PROBLEM TO SOLVE: Your task is to print all of the data word for word.

SUPPLIED RECORDS:
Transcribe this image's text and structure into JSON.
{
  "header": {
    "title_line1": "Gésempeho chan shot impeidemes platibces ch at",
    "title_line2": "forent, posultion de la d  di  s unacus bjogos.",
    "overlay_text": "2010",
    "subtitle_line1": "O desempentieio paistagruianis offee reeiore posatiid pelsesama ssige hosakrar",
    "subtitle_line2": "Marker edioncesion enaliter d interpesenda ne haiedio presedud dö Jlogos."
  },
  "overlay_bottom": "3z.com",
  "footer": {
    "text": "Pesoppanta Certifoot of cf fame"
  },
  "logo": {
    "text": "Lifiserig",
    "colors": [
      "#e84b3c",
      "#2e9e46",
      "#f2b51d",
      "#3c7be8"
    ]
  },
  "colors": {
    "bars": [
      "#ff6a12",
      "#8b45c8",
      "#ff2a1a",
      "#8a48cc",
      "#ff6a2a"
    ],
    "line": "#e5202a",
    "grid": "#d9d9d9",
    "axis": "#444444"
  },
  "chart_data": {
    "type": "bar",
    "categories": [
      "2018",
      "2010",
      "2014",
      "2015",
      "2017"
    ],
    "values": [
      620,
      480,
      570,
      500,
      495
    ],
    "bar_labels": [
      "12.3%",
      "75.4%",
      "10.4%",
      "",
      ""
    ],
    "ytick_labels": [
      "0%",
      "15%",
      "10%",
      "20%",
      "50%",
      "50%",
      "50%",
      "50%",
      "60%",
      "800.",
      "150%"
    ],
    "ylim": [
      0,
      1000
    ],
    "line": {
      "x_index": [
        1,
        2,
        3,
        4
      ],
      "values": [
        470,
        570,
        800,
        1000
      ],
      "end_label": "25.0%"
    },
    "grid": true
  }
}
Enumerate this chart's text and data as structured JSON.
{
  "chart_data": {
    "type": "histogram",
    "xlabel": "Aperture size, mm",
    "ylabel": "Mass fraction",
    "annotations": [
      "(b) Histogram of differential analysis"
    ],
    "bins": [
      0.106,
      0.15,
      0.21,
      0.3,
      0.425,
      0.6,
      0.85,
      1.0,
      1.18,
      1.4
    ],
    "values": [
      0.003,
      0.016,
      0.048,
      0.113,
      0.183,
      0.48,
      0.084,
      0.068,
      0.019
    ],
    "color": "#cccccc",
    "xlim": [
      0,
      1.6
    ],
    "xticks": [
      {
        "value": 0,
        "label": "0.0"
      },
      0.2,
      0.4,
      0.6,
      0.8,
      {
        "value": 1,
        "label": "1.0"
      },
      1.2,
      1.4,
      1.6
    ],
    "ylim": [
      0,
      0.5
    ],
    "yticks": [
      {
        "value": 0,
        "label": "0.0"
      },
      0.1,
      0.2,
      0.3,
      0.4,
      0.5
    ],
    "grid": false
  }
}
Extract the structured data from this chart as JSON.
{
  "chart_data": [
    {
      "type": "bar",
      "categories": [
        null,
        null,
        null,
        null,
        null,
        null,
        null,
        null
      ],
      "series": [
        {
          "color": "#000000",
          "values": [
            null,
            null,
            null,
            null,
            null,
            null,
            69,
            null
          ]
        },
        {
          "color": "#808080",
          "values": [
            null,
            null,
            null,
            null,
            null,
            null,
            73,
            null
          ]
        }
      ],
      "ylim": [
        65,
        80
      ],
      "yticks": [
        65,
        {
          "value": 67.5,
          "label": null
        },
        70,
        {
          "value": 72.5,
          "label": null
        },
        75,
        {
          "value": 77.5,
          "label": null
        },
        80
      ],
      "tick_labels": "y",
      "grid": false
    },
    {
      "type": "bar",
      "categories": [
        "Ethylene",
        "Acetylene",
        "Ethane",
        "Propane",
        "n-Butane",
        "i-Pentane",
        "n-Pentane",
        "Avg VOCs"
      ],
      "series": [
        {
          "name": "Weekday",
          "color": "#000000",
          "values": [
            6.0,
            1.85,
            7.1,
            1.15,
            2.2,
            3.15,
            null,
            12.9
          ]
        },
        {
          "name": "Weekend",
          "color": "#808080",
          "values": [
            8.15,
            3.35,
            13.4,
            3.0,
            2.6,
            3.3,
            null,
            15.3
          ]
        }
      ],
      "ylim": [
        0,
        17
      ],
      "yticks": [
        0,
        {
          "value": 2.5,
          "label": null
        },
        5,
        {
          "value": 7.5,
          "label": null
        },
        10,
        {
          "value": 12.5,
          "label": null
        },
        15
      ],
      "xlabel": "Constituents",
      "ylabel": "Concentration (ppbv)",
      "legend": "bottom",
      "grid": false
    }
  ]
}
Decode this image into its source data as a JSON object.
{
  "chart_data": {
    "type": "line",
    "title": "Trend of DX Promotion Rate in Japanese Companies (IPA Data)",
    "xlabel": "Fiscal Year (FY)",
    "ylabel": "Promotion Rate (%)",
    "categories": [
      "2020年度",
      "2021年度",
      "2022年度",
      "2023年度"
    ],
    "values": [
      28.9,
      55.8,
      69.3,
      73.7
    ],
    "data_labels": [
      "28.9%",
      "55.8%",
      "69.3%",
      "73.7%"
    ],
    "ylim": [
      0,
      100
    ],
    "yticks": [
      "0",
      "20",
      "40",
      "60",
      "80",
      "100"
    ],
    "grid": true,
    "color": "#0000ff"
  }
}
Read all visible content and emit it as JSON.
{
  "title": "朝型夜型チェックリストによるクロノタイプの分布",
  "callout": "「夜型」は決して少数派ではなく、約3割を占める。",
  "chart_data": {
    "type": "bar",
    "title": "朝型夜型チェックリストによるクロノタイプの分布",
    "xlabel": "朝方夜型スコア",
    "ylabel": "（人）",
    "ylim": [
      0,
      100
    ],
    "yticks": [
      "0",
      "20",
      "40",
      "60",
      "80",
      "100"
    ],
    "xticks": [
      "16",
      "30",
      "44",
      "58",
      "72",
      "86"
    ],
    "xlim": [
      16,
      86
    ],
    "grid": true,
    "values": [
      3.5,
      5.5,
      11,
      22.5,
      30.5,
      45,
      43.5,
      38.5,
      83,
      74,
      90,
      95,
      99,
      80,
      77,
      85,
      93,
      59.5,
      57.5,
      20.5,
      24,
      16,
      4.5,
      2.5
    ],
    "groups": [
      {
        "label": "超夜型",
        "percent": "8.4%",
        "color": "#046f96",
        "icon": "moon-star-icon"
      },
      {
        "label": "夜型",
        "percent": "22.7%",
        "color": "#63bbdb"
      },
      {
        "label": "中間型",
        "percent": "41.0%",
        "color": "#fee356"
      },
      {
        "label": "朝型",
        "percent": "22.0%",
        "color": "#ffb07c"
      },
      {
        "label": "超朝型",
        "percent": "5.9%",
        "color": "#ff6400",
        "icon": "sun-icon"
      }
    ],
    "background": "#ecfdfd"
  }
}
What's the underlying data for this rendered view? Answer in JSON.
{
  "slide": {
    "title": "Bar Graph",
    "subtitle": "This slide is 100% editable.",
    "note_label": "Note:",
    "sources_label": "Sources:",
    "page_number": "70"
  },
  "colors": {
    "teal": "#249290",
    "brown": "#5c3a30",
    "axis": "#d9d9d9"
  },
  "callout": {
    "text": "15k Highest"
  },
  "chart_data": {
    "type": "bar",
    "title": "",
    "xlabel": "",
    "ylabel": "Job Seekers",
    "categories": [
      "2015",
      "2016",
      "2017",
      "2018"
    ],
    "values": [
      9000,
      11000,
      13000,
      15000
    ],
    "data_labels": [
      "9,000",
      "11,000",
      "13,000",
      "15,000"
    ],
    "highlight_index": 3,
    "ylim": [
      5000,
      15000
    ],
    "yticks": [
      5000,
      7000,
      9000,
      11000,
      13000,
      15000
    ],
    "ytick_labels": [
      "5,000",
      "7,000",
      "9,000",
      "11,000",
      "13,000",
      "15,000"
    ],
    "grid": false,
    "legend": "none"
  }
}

ANSWER TO THIS PROBLEM:
Transcribe this image's text and structure into JSON.
{
  "header": {
    "title_line1": "Gésempeho chan shot impeidemes platibces ch at",
    "title_line2": "forent, posultion de la d  di  s unacus bjogos.",
    "overlay_text": "2010",
    "subtitle_line1": "O desempentieio paistagruianis offee reeiore posatiid pelsesama ssige hosakrar",
    "subtitle_line2": "Marker edioncesion enaliter d interpesenda ne haiedio presedud dö Jlogos."
  },
  "overlay_bottom": "3z.com",
  "footer": {
    "text": "Pesoppanta Certifoot of cf fame"
  },
  "logo": {
    "text": "Lifiserig",
    "colors": [
      "#e84b3c",
      "#2e9e46",
      "#f2b51d",
      "#3c7be8"
    ]
  },
  "colors": {
    "bars": [
      "#ff6a12",
      "#8b45c8",
      "#ff2a1a",
      "#8a48cc",
      "#ff6a2a"
    ],
    "line": "#e5202a",
    "grid": "#d9d9d9",
    "axis": "#444444"
  },
  "chart_data": {
    "type": "bar",
    "categories": [
      "2018",
      "2010",
      "2014",
      "2015",
      "2017"
    ],
    "values": [
      620,
      480,
      570,
      500,
      495
    ],
    "bar_labels": [
      "12.3%",
      "75.4%",
      "10.4%",
      "",
      ""
    ],
    "ytick_labels": [
      "0%",
      "15%",
      "10%",
      "20%",
      "50%",
      "50%",
      "50%",
      "50%",
      "60%",
      "800.",
      "150%"
    ],
    "ylim": [
      0,
      1000
    ],
    "line": {
      "x_index": [
        1,
        2,
        3,
        4
      ],
      "values": [
        470,
        570,
        800,
        1000
      ],
      "end_label": "25.0%"
    },
    "grid": true
  }
}
Enumerate this chart's text and data as structured JSON.
{
  "chart_data": {
    "type": "histogram",
    "xlabel": "Aperture size, mm",
    "ylabel": "Mass fraction",
    "annotations": [
      "(b) Histogram of differential analysis"
    ],
    "bins": [
      0.106,
      0.15,
      0.21,
      0.3,
      0.425,
      0.6,
      0.85,
      1.0,
      1.18,
      1.4
    ],
    "values": [
      0.003,
      0.016,
      0.048,
      0.113,
      0.183,
      0.48,
      0.084,
      0.068,
      0.019
    ],
    "color": "#cccccc",
    "xlim": [
      0,
      1.6
    ],
    "xticks": [
      {
        "value": 0,
        "label": "0.0"
      },
      0.2,
      0.4,
      0.6,
      0.8,
      {
        "value": 1,
        "label": "1.0"
      },
      1.2,
      1.4,
      1.6
    ],
    "ylim": [
      0,
      0.5
    ],
    "yticks": [
      {
        "value": 0,
        "label": "0.0"
      },
      0.1,
      0.2,
      0.3,
      0.4,
      0.5
    ],
    "grid": false
  }
}
Extract the structured data from this chart as JSON.
{
  "chart_data": [
    {
      "type": "bar",
      "categories": [
        null,
        null,
        null,
        null,
        null,
        null,
        null,
        null
      ],
      "series": [
        {
          "color": "#000000",
          "values": [
            null,
            null,
            null,
            null,
            null,
            null,
            69,
            null
          ]
        },
        {
          "color": "#808080",
          "values": [
            null,
            null,
            null,
            null,
            null,
            null,
            73,
            null
          ]
        }
      ],
      "ylim": [
        65,
        80
      ],
      "yticks": [
        65,
        {
          "value": 67.5,
          "label": null
        },
        70,
        {
          "value": 72.5,
          "label": null
        },
        75,
        {
          "value": 77.5,
          "label": null
        },
        80
      ],
      "tick_labels": "y",
      "grid": false
    },
    {
      "type": "bar",
      "categories": [
        "Ethylene",
        "Acetylene",
        "Ethane",
        "Propane",
        "n-Butane",
        "i-Pentane",
        "n-Pentane",
        "Avg VOCs"
      ],
      "series": [
        {
          "name": "Weekday",
          "color": "#000000",
          "values": [
            6.0,
            1.85,
            7.1,
            1.15,
            2.2,
            3.15,
            null,
            12.9
          ]
        },
        {
          "name": "Weekend",
          "color": "#808080",
          "values": [
            8.15,
            3.35,
            13.4,
            3.0,
            2.6,
            3.3,
            null,
            15.3
          ]
        }
      ],
      "ylim": [
        0,
        17
      ],
      "yticks": [
        0,
        {
          "value": 2.5,
          "label": null
        },
        5,
        {
          "value": 7.5,
          "label": null
        },
        10,
        {
          "value": 12.5,
          "label": null
        },
        15
      ],
      "xlabel": "Constituents",
      "ylabel": "Concentration (ppbv)",
      "legend": "bottom",
      "grid": false
    }
  ]
}
Decode this image into its source data as a JSON object.
{
  "chart_data": {
    "type": "line",
    "title": "Trend of DX Promotion Rate in Japanese Companies (IPA Data)",
    "xlabel": "Fiscal Year (FY)",
    "ylabel": "Promotion Rate (%)",
    "categories": [
      "2020年度",
      "2021年度",
      "2022年度",
      "2023年度"
    ],
    "values": [
      28.9,
      55.8,
      69.3,
      73.7
    ],
    "data_labels": [
      "28.9%",
      "55.8%",
      "69.3%",
      "73.7%"
    ],
    "ylim": [
      0,
      100
    ],
    "yticks": [
      "0",
      "20",
      "40",
      "60",
      "80",
      "100"
    ],
    "grid": true,
    "color": "#0000ff"
  }
}
Read all visible content and emit it as JSON.
{
  "title": "朝型夜型チェックリストによるクロノタイプの分布",
  "callout": "「夜型」は決して少数派ではなく、約3割を占める。",
  "chart_data": {
    "type": "bar",
    "title": "朝型夜型チェックリストによるクロノタイプの分布",
    "xlabel": "朝方夜型スコア",
    "ylabel": "（人）",
    "ylim": [
      0,
      100
    ],
    "yticks": [
      "0",
      "20",
      "40",
      "60",
      "80",
      "100"
    ],
    "xticks": [
      "16",
      "30",
      "44",
      "58",
      "72",
      "86"
    ],
    "xlim": [
      16,
      86
    ],
    "grid": true,
    "values": [
      3.5,
      5.5,
      11,
      22.5,
      30.5,
      45,
      43.5,
      38.5,
      83,
      74,
      90,
      95,
      99,
      80,
      77,
      85,
      93,
      59.5,
      57.5,
      20.5,
      24,
      16,
      4.5,
      2.5
    ],
    "groups": [
      {
        "label": "超夜型",
        "percent": "8.4%",
        "color": "#046f96",
        "icon": "moon-star-icon"
      },
      {
        "label": "夜型",
        "percent": "22.7%",
        "color": "#63bbdb"
      },
      {
        "label": "中間型",
        "percent": "41.0%",
        "color": "#fee356"
      },
      {
        "label": "朝型",
        "percent": "22.0%",
        "color": "#ffb07c"
      },
      {
        "label": "超朝型",
        "percent": "5.9%",
        "color": "#ff6400",
        "icon": "sun-icon"
      }
    ],
    "background": "#ecfdfd"
  }
}
What's the underlying data for this rendered view? Answer in JSON.
{
  "slide": {
    "title": "Bar Graph",
    "subtitle": "This slide is 100% editable.",
    "note_label": "Note:",
    "sources_label": "Sources:",
    "page_number": "70"
  },
  "colors": {
    "teal": "#249290",
    "brown": "#5c3a30",
    "axis": "#d9d9d9"
  },
  "callout": {
    "text": "15k Highest"
  },
  "chart_data": {
    "type": "bar",
    "title": "",
    "xlabel": "",
    "ylabel": "Job Seekers",
    "categories": [
      "2015",
      "2016",
      "2017",
      "2018"
    ],
    "values": [
      9000,
      11000,
      13000,
      15000
    ],
    "data_labels": [
      "9,000",
      "11,000",
      "13,000",
      "15,000"
    ],
    "highlight_index": 3,
    "ylim": [
      5000,
      15000
    ],
    "yticks": [
      5000,
      7000,
      9000,
      11000,
      13000,
      15000
    ],
    "ytick_labels": [
      "5,000",
      "7,000",
      "9,000",
      "11,000",
      "13,000",
      "15,000"
    ],
    "grid": false,
    "legend": "none"
  }
}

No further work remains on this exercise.